━━━━━ Dataset excerpts ━━━━━
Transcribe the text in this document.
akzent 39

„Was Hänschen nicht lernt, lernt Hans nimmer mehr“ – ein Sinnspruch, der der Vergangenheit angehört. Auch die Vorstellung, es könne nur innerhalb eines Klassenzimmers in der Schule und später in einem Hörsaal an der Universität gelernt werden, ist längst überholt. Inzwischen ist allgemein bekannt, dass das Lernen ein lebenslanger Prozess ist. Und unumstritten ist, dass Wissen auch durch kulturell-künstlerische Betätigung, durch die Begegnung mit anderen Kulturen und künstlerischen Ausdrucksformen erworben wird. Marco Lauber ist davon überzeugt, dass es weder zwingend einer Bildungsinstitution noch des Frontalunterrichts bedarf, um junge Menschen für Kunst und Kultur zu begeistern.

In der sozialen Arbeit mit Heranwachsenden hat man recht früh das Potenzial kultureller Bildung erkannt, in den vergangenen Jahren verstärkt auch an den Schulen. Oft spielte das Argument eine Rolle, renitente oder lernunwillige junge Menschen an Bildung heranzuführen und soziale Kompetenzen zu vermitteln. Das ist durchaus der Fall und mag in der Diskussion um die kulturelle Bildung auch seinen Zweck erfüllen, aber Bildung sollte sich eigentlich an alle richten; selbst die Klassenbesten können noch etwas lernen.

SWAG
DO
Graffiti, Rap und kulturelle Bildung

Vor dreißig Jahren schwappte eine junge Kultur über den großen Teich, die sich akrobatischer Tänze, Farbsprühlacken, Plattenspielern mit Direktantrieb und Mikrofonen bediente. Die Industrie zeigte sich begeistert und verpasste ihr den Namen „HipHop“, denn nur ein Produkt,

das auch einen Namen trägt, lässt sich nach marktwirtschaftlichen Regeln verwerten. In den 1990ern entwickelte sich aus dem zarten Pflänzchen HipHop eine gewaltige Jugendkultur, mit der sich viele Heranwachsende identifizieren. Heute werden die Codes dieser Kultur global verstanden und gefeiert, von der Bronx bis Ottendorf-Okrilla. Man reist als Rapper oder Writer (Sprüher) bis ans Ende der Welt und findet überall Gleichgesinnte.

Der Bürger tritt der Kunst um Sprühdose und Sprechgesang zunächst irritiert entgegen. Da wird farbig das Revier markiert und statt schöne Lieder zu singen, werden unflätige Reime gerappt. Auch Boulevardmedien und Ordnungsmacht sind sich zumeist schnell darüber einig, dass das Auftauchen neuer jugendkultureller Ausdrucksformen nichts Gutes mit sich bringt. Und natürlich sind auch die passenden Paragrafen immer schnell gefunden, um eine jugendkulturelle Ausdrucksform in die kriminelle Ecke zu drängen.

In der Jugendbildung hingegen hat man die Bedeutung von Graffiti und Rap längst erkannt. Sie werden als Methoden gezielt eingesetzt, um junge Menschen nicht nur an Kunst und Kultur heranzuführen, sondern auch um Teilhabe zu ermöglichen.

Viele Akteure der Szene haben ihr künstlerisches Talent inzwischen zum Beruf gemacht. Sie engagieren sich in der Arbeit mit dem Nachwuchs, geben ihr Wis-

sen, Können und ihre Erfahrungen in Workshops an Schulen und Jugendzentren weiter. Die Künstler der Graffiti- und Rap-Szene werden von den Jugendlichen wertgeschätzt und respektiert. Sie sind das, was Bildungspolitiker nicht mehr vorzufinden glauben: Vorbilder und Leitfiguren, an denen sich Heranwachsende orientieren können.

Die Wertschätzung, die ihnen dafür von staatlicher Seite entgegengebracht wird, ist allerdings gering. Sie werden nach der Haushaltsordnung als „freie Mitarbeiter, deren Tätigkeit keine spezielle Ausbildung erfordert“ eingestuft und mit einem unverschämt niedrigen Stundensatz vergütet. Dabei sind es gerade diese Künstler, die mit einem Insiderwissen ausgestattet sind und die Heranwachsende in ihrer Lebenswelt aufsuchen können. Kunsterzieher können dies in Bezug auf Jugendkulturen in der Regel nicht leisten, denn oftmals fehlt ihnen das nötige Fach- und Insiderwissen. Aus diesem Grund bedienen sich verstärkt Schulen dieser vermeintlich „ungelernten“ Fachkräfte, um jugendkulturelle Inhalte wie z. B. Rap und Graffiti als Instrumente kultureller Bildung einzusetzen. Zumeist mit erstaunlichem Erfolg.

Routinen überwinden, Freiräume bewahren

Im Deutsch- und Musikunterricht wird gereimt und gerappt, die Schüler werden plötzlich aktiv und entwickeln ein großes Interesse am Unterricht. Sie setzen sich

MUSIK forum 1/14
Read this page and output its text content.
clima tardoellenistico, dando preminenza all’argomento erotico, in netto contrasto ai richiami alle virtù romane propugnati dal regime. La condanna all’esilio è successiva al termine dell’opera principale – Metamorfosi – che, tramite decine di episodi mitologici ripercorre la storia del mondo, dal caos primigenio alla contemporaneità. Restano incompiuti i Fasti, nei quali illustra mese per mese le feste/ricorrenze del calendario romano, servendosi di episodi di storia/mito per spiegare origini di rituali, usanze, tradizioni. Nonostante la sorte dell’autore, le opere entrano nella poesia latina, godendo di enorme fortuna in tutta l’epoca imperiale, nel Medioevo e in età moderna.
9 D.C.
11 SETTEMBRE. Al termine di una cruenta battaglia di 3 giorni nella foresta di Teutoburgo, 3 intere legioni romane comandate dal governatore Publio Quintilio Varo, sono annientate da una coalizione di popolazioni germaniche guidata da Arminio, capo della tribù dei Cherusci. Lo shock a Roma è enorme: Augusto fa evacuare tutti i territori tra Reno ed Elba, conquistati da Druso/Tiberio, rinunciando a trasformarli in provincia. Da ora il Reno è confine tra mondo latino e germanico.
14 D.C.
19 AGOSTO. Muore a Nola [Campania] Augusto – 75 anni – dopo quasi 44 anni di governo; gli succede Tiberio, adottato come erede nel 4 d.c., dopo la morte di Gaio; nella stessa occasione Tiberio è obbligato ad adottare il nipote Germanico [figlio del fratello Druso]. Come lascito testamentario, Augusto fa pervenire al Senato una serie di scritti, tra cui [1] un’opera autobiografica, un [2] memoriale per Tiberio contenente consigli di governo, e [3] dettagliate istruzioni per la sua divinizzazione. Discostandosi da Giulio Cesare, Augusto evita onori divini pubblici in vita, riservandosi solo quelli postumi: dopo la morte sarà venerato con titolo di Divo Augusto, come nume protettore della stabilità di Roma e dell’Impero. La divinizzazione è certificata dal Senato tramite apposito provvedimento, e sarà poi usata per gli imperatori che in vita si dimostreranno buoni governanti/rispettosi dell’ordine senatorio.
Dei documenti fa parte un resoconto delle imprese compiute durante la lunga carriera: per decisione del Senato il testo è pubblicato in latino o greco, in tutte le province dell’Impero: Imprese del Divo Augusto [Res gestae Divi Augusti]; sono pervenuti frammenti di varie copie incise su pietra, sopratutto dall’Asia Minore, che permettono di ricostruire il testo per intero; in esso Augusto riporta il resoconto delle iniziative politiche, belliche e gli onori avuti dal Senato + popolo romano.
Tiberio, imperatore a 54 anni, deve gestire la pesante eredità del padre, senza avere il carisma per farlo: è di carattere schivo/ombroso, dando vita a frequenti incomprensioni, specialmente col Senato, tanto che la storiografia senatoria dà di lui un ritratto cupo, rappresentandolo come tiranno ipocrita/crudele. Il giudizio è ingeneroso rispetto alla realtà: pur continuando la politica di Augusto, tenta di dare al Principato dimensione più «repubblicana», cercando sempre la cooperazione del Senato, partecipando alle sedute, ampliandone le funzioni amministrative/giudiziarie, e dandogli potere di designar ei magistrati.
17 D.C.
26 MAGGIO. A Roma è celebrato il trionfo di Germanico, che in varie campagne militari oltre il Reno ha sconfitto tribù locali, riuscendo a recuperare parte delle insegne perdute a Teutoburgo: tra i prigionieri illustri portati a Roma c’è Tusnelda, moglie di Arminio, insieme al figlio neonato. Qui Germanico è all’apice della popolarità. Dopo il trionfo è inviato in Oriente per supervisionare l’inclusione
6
━━━━━
Given problem :: Which lines in the listing above hold the word "text"? Show each of them.

Solution to the problem ::
Transcribe the text in this document.
Read this page and output its text content.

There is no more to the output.